* _To be done_:
(a) From the account of the aircraft fumes lawsuit, list the steps the plaintiffs took after the smoke and fumes became severe at 28,000 feet.
(b) In the account of the aircraft fumes lawsuit, what year did Fairchild retrofit the ACM in the Twin Commander 690A?
(c) Continue the account of the aircraft fumes lawsuit from its last sentence.

The second plaintiff, Davidson, also knew about the fumes and smoke problem in the Twin Commander 690A. He was warned about the risk of smoke and fumes in the cockpit by another pilot, who had experienced the smoke and fumes in the cockpit. Davidson also researched these risks on the Internet and emailed management with his concerns.

Shortly after take-off on the relevant flight, the plaintiffs could smell the fumes and see the smoke, but they continued their mission. By the time they reached an altitude of 28,000 feet, the smoke and fumes from the oil leakage were sufficiently severe that both plaintiffs experienced burning eyes, coughing, and difficulty breathing. They put on oxygen masks, began descending, depressurized the cabin upon reaching a lower altitude, and landed shortly thereafter. From take-off to landing, their flight was between 60 and 90 minutes. An inspection of the airplane after this flight revealed that oil was leaking from the oil bearings in the ACM and then escaping into the aircraft's cabin, creating smoke and fumes in the cockpit.

The ACM in the Twin Commander 690A was made by Fairchild Controls Corporation. Although Fairchild had ceased manufacturing ACMs in the 1980s, it had retrofitted the ACM in the Twin Commander 690A in 2007. The ACM, a part of the aircraft's environmental control system, uses hot air produced by the aircraft's engines and recycles the air into the cabin after a cooling and pressurization process. This process was approved and certified by the Federal Aviation Administration ("FAA") to be used in the Twin Commander 690A.

On May 30, 2014, the plaintiffs filed suit in the United States District Court for the Southern District of New York based on diversity jurisdiction. The initial complaint was filed against many defendants, including Fairchild. By March 2015, all of the defendants were dismissed from the case except Fairchild. The New York district court held that it lacked personal jurisdiction over Fairchild and transferred the case to the United States District Court for the Southern District of Texas instead of dismissing the action. In September 2016, the Texas district court granted Fairchild's motion for summary judgment.

* _Data shown_:

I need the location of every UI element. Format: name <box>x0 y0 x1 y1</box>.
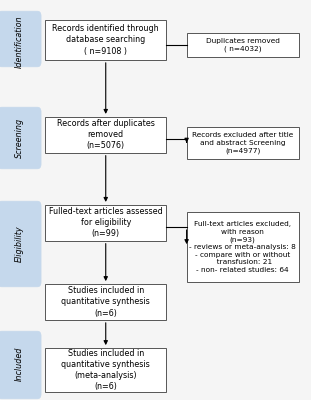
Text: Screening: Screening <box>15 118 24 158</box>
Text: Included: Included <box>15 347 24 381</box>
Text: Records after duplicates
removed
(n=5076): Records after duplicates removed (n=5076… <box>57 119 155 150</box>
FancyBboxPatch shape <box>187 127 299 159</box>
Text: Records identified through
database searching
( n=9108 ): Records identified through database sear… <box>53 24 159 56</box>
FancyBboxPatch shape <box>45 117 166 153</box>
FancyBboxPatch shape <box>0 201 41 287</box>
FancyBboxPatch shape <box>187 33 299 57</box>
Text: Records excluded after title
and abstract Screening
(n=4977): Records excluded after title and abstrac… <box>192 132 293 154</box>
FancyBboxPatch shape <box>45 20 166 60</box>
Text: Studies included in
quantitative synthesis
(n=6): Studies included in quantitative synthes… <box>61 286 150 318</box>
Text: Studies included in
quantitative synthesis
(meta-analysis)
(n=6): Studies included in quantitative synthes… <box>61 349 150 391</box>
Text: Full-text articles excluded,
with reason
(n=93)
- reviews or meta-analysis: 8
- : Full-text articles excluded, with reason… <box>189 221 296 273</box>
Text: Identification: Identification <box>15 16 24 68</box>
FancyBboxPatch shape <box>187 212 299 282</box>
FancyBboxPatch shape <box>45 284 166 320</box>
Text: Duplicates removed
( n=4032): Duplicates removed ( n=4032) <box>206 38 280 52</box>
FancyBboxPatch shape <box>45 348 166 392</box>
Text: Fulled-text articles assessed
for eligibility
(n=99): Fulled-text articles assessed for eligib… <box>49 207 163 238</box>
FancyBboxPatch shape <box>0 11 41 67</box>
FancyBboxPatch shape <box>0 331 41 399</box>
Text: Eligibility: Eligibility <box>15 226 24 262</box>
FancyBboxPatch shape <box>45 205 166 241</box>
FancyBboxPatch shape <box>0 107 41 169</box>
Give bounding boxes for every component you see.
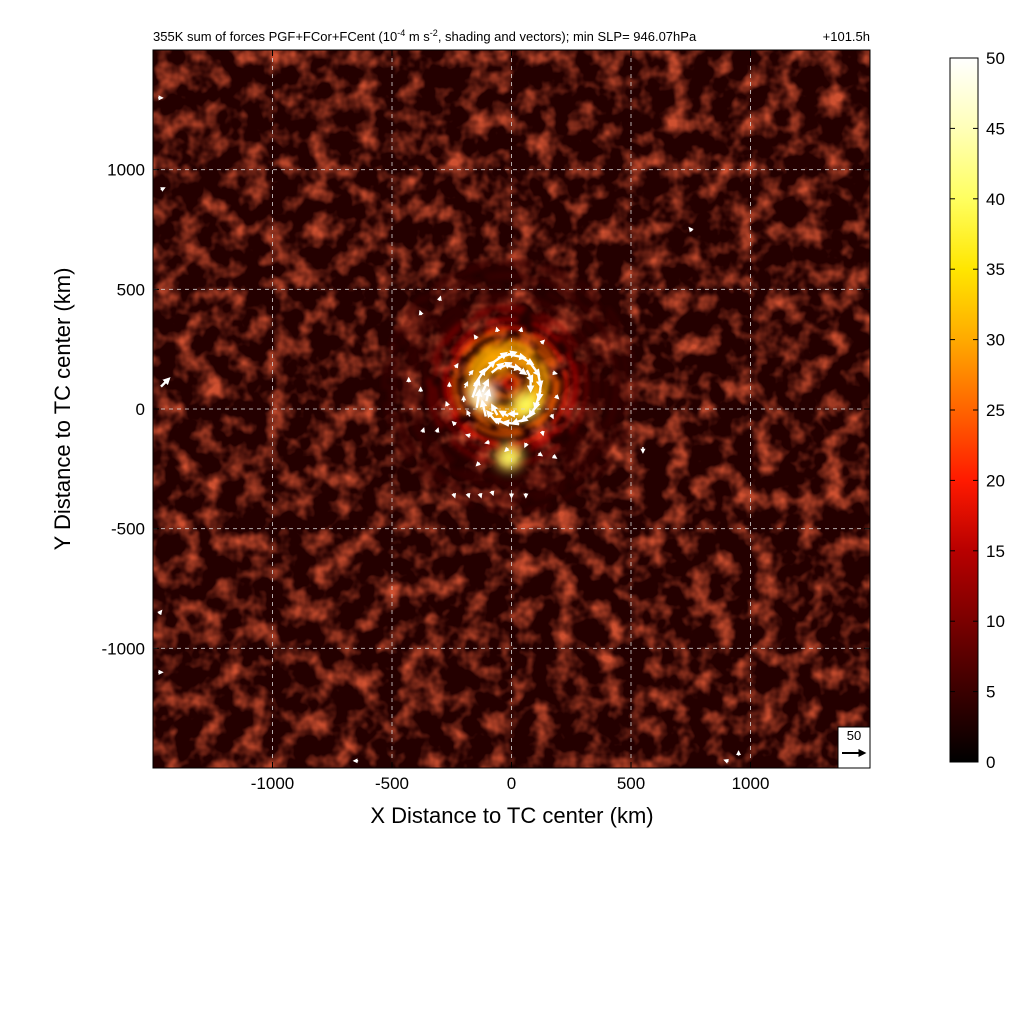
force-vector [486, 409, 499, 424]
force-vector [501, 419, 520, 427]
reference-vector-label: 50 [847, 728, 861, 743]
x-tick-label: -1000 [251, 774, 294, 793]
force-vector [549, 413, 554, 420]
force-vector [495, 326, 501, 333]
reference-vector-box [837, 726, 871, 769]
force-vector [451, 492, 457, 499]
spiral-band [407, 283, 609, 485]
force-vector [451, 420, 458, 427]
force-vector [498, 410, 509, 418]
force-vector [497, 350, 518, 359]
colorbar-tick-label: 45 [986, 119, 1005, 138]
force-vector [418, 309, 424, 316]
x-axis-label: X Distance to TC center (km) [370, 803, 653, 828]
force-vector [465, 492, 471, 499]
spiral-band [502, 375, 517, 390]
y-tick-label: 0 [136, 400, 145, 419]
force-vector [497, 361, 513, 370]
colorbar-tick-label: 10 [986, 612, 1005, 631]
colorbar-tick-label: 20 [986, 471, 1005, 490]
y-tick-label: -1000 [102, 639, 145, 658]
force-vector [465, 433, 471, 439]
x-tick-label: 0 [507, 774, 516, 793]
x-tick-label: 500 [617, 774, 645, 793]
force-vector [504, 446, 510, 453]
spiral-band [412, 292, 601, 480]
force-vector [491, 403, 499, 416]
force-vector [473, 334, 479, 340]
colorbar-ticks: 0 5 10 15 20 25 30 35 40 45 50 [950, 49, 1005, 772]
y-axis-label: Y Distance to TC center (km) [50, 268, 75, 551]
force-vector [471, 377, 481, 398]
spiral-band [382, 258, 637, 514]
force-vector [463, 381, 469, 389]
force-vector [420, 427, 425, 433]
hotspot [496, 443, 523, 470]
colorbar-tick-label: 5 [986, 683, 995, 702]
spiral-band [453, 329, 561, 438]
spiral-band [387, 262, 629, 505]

* _Solved tasks_:
(a)
- Put on oxygen masks
- Began descending
- Depressurized the cabin upon reaching a lower altitude
- Landed shortly thereafter

(b) 2007

(c)
*184 The district court rejected the design-defect claim because the plaintiffs failed to prove than an alternative design was technologically and economically feasible. The district court found no merit to the failure-to-warn claim because the plaintiffs were knowledgeable users, which barred their recovery on a failure-to-warn theory. The plaintiffs timely appealed. It is uncontested that New York law applies to the resolution of the issues presented on appeal.

DISCUSSION

The standard of review on summary judgment is de novo. United States v. Lawrence , 276 F.3d 193 , 195 (5th Cir. 2001). The court should grant summary judgment when "there is no genuine dispute as to any material fact and the movant is entitled to judgment as a matter of law." FED R. CIV. P. 56(a).

I. The design-defect claim

To succeed on a design-defect claim, a plaintiff must provide expert testimony that a feasible, alternative design would have prevented the injury. See Voss v. Black & Decker Mfg. Co. , 59 N.Y.2d 102 , 463 N.Y.S.2d 398 , 450 N.E.2d 204 , 208 (1983). There are two methods for satisfying this requirement: (1) the plaintiff's expert can show through testing and construction of a prototype that an alternative design is technologically and economically feasible; or (2) the plaintiff's expert can identify an alternative design that is already available and being used. Kosmynka v. Polaris Indus., Inc. , 462 F.3d 74 , 80 (2d Cir. 2006).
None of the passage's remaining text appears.